Given task: Reproduce precisely the lines of the material below from the line containing "Enumerate this screenshot's" up to and including its last line. Pictures must not be copied.

[Items listed in a dataset]

────────

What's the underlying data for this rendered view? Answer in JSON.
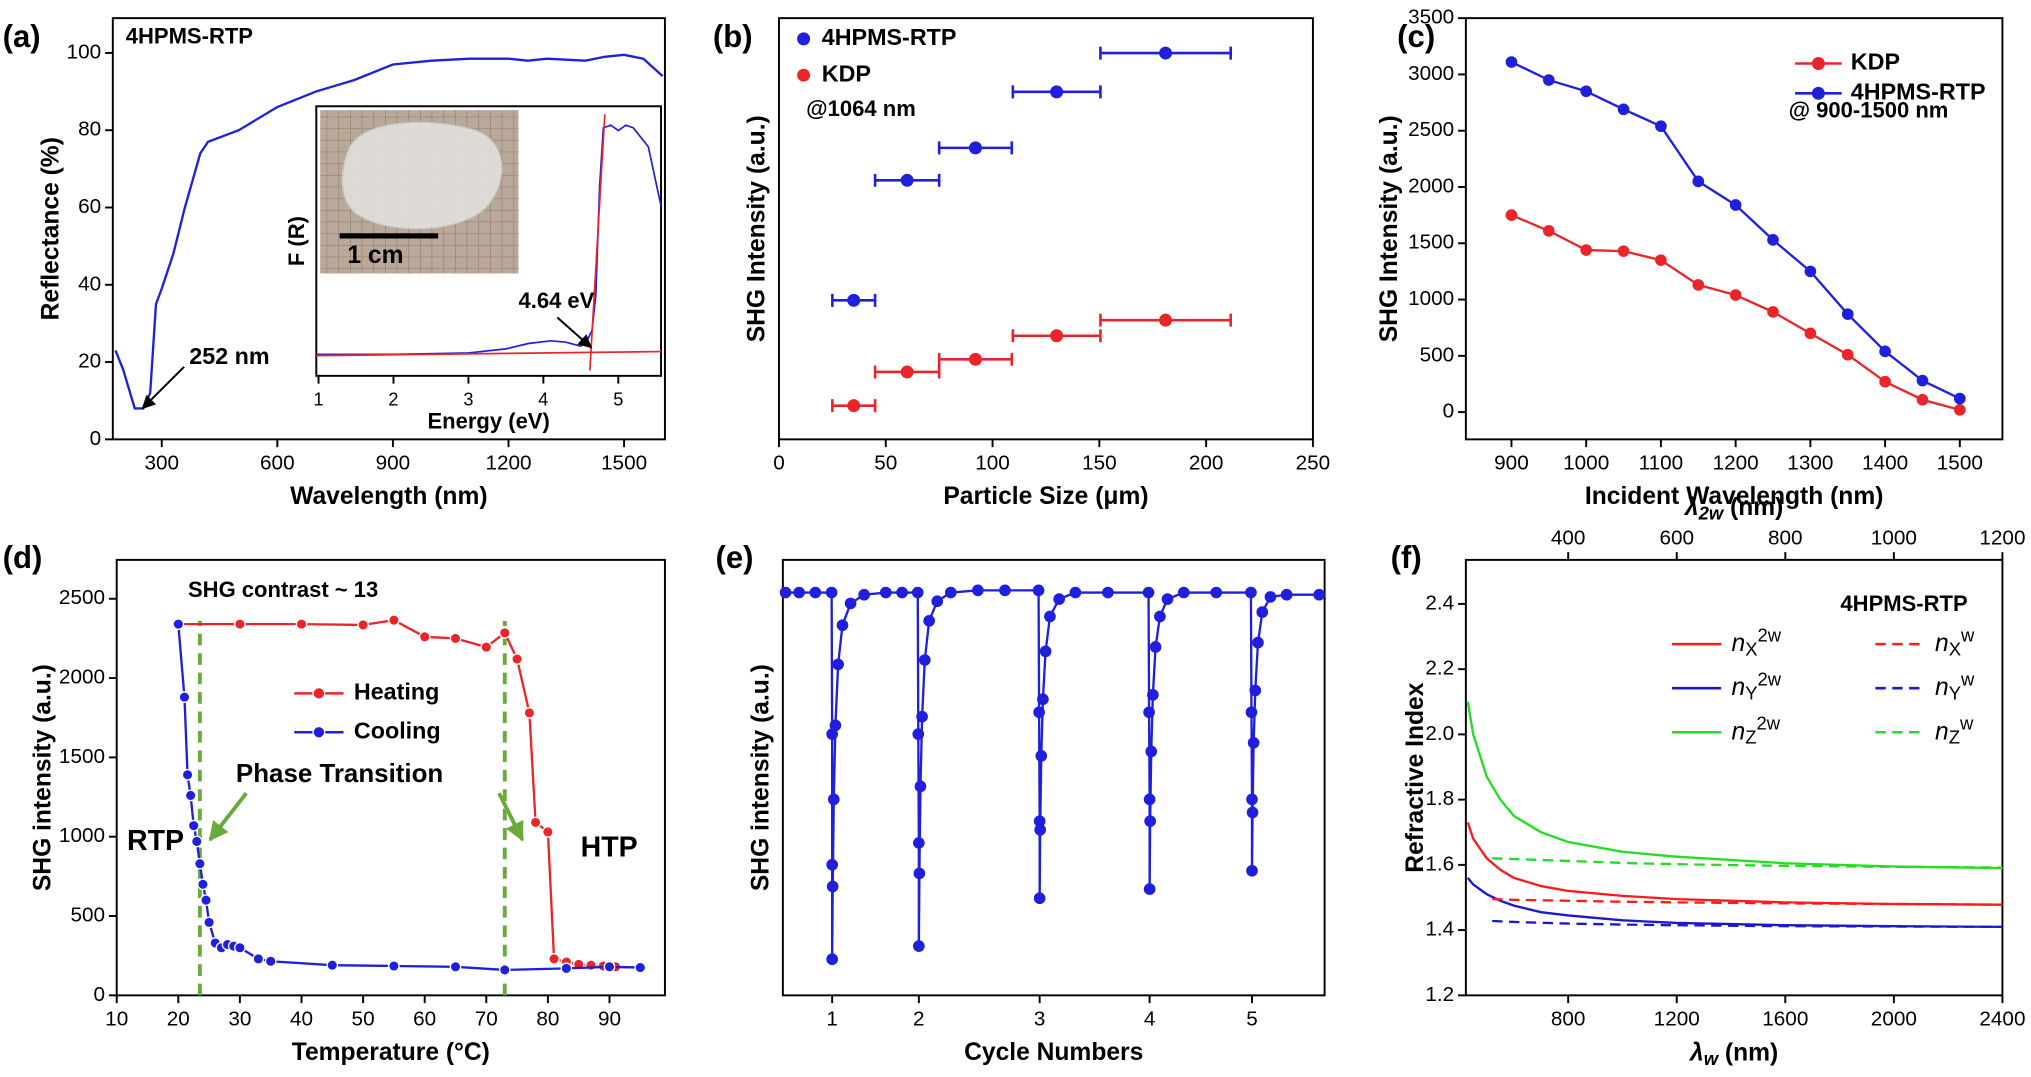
{
  "chart_data": [
    {
      "type": "line",
      "panel_label": "(a)",
      "xlabel": "Wavelength (nm)",
      "ylabel": "Reflectance (%)",
      "xlim": [
        173,
        1606
      ],
      "xticks": [
        300,
        600,
        900,
        1200,
        1500
      ],
      "ylim": [
        0,
        109
      ],
      "yticks": [
        0,
        20,
        40,
        60,
        80,
        100
      ],
      "annotations": [
        "4HPMS-RTP",
        "252 nm"
      ],
      "series": [
        {
          "color": "#1f1fdc",
          "x": [
            180,
            200,
            230,
            252,
            270,
            285,
            300,
            330,
            360,
            400,
            420,
            500,
            600,
            700,
            800,
            900,
            1000,
            1100,
            1200,
            1250,
            1300,
            1400,
            1450,
            1500,
            1550,
            1600
          ],
          "values": [
            23,
            18,
            8,
            8,
            12,
            35,
            39,
            48,
            60,
            74,
            77,
            80,
            86,
            90,
            93,
            97,
            98,
            98.5,
            98.5,
            98,
            98.5,
            98,
            99,
            99.5,
            98.5,
            94
          ]
        }
      ],
      "inset": {
        "type": "line",
        "xlabel": "Energy (eV)",
        "ylabel": "F (R)",
        "xlim": [
          0.97,
          5.57
        ],
        "xticks": [
          1,
          2,
          3,
          4,
          5
        ],
        "ylim": [
          0,
          100
        ],
        "annotations": [
          "4.64 eV",
          "1 cm"
        ],
        "series": [
          {
            "color": "#1f1fdc",
            "x": [
              0.97,
              2,
              3,
              3.5,
              3.8,
              4.1,
              4.3,
              4.5,
              4.6,
              4.65,
              4.7,
              4.75,
              4.8,
              4.9,
              5.0,
              5.1,
              5.2,
              5.4,
              5.57
            ],
            "values": [
              8,
              8,
              8.5,
              10,
              12,
              13,
              12.5,
              11,
              14,
              17,
              30,
              70,
              92,
              93,
              91,
              93,
              92,
              85,
              63
            ]
          },
          {
            "color": "#e8262a",
            "x": [
              0.97,
              5.57
            ],
            "values": [
              7.5,
              9
            ]
          },
          {
            "color": "#e8262a",
            "x": [
              4.62,
              4.82
            ],
            "values": [
              2,
              97
            ]
          }
        ]
      }
    },
    {
      "type": "scatter",
      "panel_label": "(b)",
      "xlabel": "Particle Size (μm)",
      "ylabel": "SHG Intensity (a.u.)",
      "xlim": [
        0,
        250
      ],
      "xticks": [
        0,
        50,
        100,
        150,
        200,
        250
      ],
      "ylim": [
        0,
        100
      ],
      "annotations": [
        "@1064 nm"
      ],
      "series": [
        {
          "name": "4HPMS-RTP",
          "color": "#1f1fdc",
          "x": [
            35,
            60,
            92,
            130,
            181
          ],
          "values": [
            33,
            61.5,
            69.2,
            82.5,
            91.7
          ],
          "xerr": [
            10,
            15,
            17,
            20.5,
            30.5
          ]
        },
        {
          "name": "KDP",
          "color": "#e8262a",
          "x": [
            35,
            60,
            92,
            130,
            181
          ],
          "values": [
            8,
            16,
            19,
            24.6,
            28.3
          ],
          "xerr": [
            10,
            15,
            17,
            20.5,
            30.5
          ]
        }
      ]
    },
    {
      "type": "line",
      "panel_label": "(c)",
      "xlabel": "Incident Wavelength (nm)",
      "ylabel": "SHG Intensity (a.u.)",
      "markers": true,
      "x": [
        900,
        950,
        1000,
        1050,
        1100,
        1150,
        1200,
        1250,
        1300,
        1350,
        1400,
        1450,
        1500
      ],
      "xlim": [
        839,
        1557
      ],
      "xticks": [
        900,
        1000,
        1100,
        1200,
        1300,
        1400,
        1500
      ],
      "ylim": [
        -242,
        3500
      ],
      "yticks": [
        0,
        500,
        1000,
        1500,
        2000,
        2500,
        3000,
        3500
      ],
      "annotations": [
        "@ 900-1500 nm"
      ],
      "series": [
        {
          "name": "KDP",
          "color": "#e8262a",
          "values": [
            1750,
            1610,
            1440,
            1430,
            1350,
            1130,
            1040,
            890,
            700,
            510,
            270,
            110,
            20
          ]
        },
        {
          "name": "4HPMS-RTP",
          "color": "#1f1fdc",
          "values": [
            3110,
            2950,
            2850,
            2690,
            2540,
            2050,
            1840,
            1530,
            1250,
            870,
            540,
            280,
            120
          ]
        }
      ]
    },
    {
      "type": "line",
      "panel_label": "(d)",
      "xlabel": "Temperature (°C)",
      "ylabel": "SHG intensity (a.u.)",
      "markers": true,
      "xlim": [
        10,
        99
      ],
      "xticks": [
        10,
        20,
        30,
        40,
        50,
        60,
        70,
        80,
        90
      ],
      "ylim": [
        0,
        2745
      ],
      "yticks": [
        0,
        500,
        1000,
        1500,
        2000,
        2500
      ],
      "vlines": [
        23.5,
        73
      ],
      "annotations": [
        "SHG contrast ~ 13",
        "Phase Transition",
        "RTP",
        "HTP"
      ],
      "series": [
        {
          "name": "Heating",
          "color": "#e8262a",
          "x": [
            20,
            30,
            40,
            50,
            55,
            60,
            65,
            70,
            73,
            75,
            77,
            78,
            80,
            81,
            83,
            85,
            87,
            89,
            91,
            95
          ],
          "values": [
            2340,
            2340,
            2340,
            2335,
            2365,
            2260,
            2250,
            2195,
            2285,
            2120,
            1780,
            1090,
            1030,
            230,
            210,
            195,
            190,
            185,
            180,
            175
          ]
        },
        {
          "name": "Cooling",
          "color": "#1f1fdc",
          "x": [
            20,
            21,
            21.5,
            22,
            22.5,
            23,
            23.5,
            24,
            24.5,
            25,
            26,
            27,
            28,
            29,
            30,
            33,
            35,
            45,
            55,
            65,
            73,
            83,
            90,
            95
          ],
          "values": [
            2340,
            1880,
            1390,
            1260,
            1070,
            970,
            830,
            700,
            600,
            460,
            330,
            300,
            320,
            310,
            300,
            230,
            215,
            190,
            185,
            180,
            160,
            170,
            180,
            175
          ]
        }
      ]
    },
    {
      "type": "line",
      "panel_label": "(e)",
      "xlabel": "Cycle Numbers",
      "ylabel": "SHG intensity (a.u.)",
      "markers": true,
      "xlim": [
        0,
        100
      ],
      "xticks": [
        {
          "value": 9.1,
          "label": "1"
        },
        {
          "value": 25.1,
          "label": "2"
        },
        {
          "value": 47.4,
          "label": "3"
        },
        {
          "value": 67.7,
          "label": "4"
        },
        {
          "value": 86.6,
          "label": "5"
        }
      ],
      "ylim": [
        0,
        100
      ],
      "series": [
        {
          "color": "#1f1fdc",
          "x": [
            0.5,
            3,
            6,
            9,
            9.1,
            9.1,
            9.1,
            9.2,
            9.4,
            9.7,
            10.2,
            11,
            12.5,
            15,
            19,
            22,
            24.9,
            25,
            25.1,
            25.1,
            25.2,
            25.4,
            25.7,
            26.2,
            27,
            28.5,
            31,
            36,
            41,
            47.2,
            47.3,
            47.4,
            47.4,
            47.5,
            47.7,
            48,
            48.5,
            49.3,
            51,
            54,
            60,
            67.5,
            67.6,
            67.7,
            67.7,
            67.8,
            68,
            68.3,
            68.8,
            69.6,
            71,
            74,
            80,
            86.4,
            86.5,
            86.6,
            86.6,
            86.7,
            86.9,
            87.2,
            87.7,
            88.5,
            90,
            93,
            99
          ],
          "values": [
            92.5,
            92.5,
            92.5,
            92.5,
            60,
            30,
            8.3,
            25,
            45,
            62,
            76,
            85,
            90,
            92,
            92.5,
            92.5,
            92.5,
            60,
            35,
            11.3,
            28,
            48,
            64,
            77,
            86,
            90.5,
            92.5,
            93,
            93,
            93,
            65,
            40,
            22.3,
            38,
            55,
            68,
            79,
            87,
            91,
            92.5,
            92.5,
            92.5,
            65,
            45,
            24.4,
            40,
            56,
            69,
            80,
            87,
            91,
            92.5,
            92.5,
            92.5,
            65,
            45,
            28.6,
            42,
            58,
            70,
            81,
            88,
            91.5,
            92,
            92
          ]
        }
      ]
    },
    {
      "type": "line",
      "panel_label": "(f)",
      "xlabel": "λw (nm)",
      "x2label": "λ2w (nm)",
      "ylabel": "Refractive Index",
      "xlim": [
        423,
        2400
      ],
      "xticks": [
        800,
        1200,
        1600,
        2000,
        2400
      ],
      "x2lim": [
        211.5,
        1200
      ],
      "x2ticks": [
        400,
        600,
        800,
        1000,
        1200
      ],
      "ylim": [
        1.2,
        2.535
      ],
      "yticks": [
        1.2,
        1.4,
        1.6,
        1.8,
        {
          "value": 2,
          "label": "2.0"
        },
        2.2,
        2.4
      ],
      "annotations": [
        "4HPMS-RTP"
      ],
      "series": [
        {
          "name": "nX2w",
          "color": "#ff1a1a",
          "x": [
            430,
            450,
            500,
            550,
            600,
            700,
            800,
            1000,
            1200,
            1600,
            2000,
            2400
          ],
          "values": [
            1.73,
            1.68,
            1.62,
            1.585,
            1.56,
            1.535,
            1.52,
            1.505,
            1.495,
            1.485,
            1.48,
            1.478
          ]
        },
        {
          "name": "nY2w",
          "color": "#1a1acc",
          "x": [
            430,
            450,
            500,
            550,
            600,
            700,
            800,
            1000,
            1200,
            1600,
            2000,
            2400
          ],
          "values": [
            1.56,
            1.54,
            1.51,
            1.49,
            1.475,
            1.455,
            1.445,
            1.43,
            1.422,
            1.415,
            1.412,
            1.41
          ]
        },
        {
          "name": "nZ2w",
          "color": "#22dd22",
          "x": [
            430,
            450,
            500,
            550,
            600,
            700,
            800,
            1000,
            1200,
            1600,
            2000,
            2400
          ],
          "values": [
            2.1,
            2.0,
            1.87,
            1.8,
            1.75,
            1.7,
            1.67,
            1.64,
            1.625,
            1.605,
            1.595,
            1.59
          ]
        },
        {
          "name": "nXw",
          "color": "#ff1a1a",
          "dash": true,
          "x": [
            520,
            600,
            800,
            1000,
            1200,
            1600,
            2000,
            2400
          ],
          "values": [
            1.495,
            1.493,
            1.49,
            1.487,
            1.485,
            1.482,
            1.48,
            1.478
          ]
        },
        {
          "name": "nYw",
          "color": "#1a1acc",
          "dash": true,
          "x": [
            520,
            600,
            800,
            1000,
            1200,
            1600,
            2000,
            2400
          ],
          "values": [
            1.428,
            1.425,
            1.42,
            1.417,
            1.415,
            1.412,
            1.411,
            1.41
          ]
        },
        {
          "name": "nZw",
          "color": "#22dd22",
          "dash": true,
          "x": [
            520,
            600,
            800,
            1000,
            1200,
            1600,
            2000,
            2400
          ],
          "values": [
            1.62,
            1.618,
            1.612,
            1.606,
            1.602,
            1.597,
            1.594,
            1.592
          ]
        }
      ]
    }
  ]
}
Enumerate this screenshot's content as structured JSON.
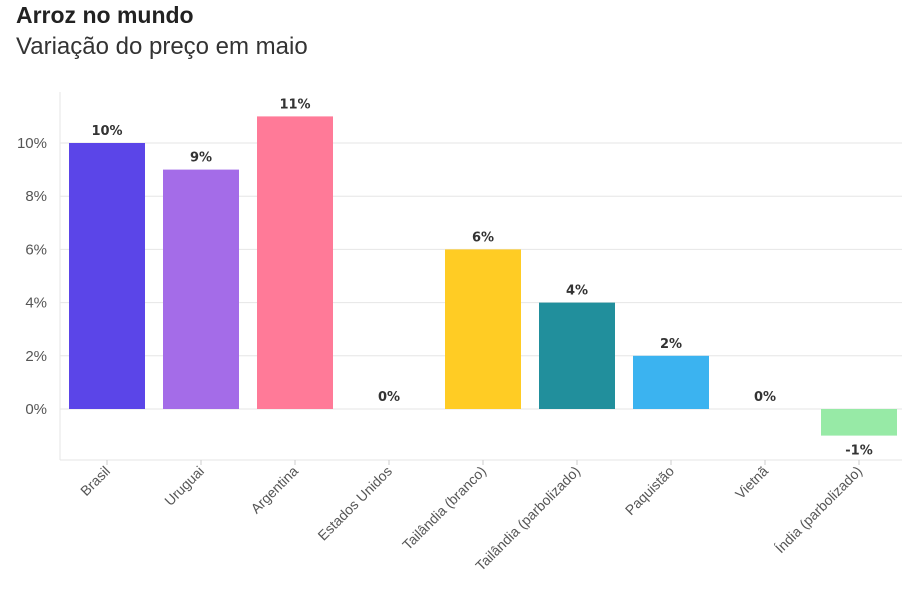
{
  "title": "Arroz no mundo",
  "subtitle": "Variação do preço em maio",
  "chart_data": {
    "type": "bar",
    "title": "Arroz no mundo",
    "subtitle": "Variação do preço em maio",
    "xlabel": "",
    "ylabel": "",
    "ylim": [
      -2,
      12
    ],
    "yticks": [
      0,
      2,
      4,
      6,
      8,
      10
    ],
    "ytick_labels": [
      "0%",
      "2%",
      "4%",
      "6%",
      "8%",
      "10%"
    ],
    "grid": true,
    "legend": "none",
    "categories": [
      "Brasil",
      "Uruguai",
      "Argentina",
      "Estados Unidos",
      "Tailândia (branco)",
      "Tailândia (parbolizado)",
      "Paquistão",
      "Vietnã",
      "Índia (parbolizado)"
    ],
    "values": [
      10,
      9,
      11,
      0,
      6,
      4,
      2,
      0,
      -1
    ],
    "data_labels": [
      "10%",
      "9%",
      "11%",
      "0%",
      "6%",
      "4%",
      "2%",
      "0%",
      "-1%"
    ],
    "colors": [
      "#5b45e8",
      "#a46ce8",
      "#ff7a98",
      "#ffffff",
      "#ffcc24",
      "#218f9c",
      "#3bb3f0",
      "#ffffff",
      "#97eaa6"
    ]
  }
}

────────

Solution:
Enumerate this screenshot's content as structured JSON.
{
  "title": "Arroz no mundo",
  "subtitle": "Variação do preço em maio",
  "chart_data": {
    "type": "bar",
    "title": "Arroz no mundo",
    "subtitle": "Variação do preço em maio",
    "xlabel": "",
    "ylabel": "",
    "ylim": [
      -2,
      12
    ],
    "yticks": [
      0,
      2,
      4,
      6,
      8,
      10
    ],
    "ytick_labels": [
      "0%",
      "2%",
      "4%",
      "6%",
      "8%",
      "10%"
    ],
    "grid": true,
    "legend": "none",
    "categories": [
      "Brasil",
      "Uruguai",
      "Argentina",
      "Estados Unidos",
      "Tailândia (branco)",
      "Tailândia (parbolizado)",
      "Paquistão",
      "Vietnã",
      "Índia (parbolizado)"
    ],
    "values": [
      10,
      9,
      11,
      0,
      6,
      4,
      2,
      0,
      -1
    ],
    "data_labels": [
      "10%",
      "9%",
      "11%",
      "0%",
      "6%",
      "4%",
      "2%",
      "0%",
      "-1%"
    ],
    "colors": [
      "#5b45e8",
      "#a46ce8",
      "#ff7a98",
      "#ffffff",
      "#ffcc24",
      "#218f9c",
      "#3bb3f0",
      "#ffffff",
      "#97eaa6"
    ]
  }
}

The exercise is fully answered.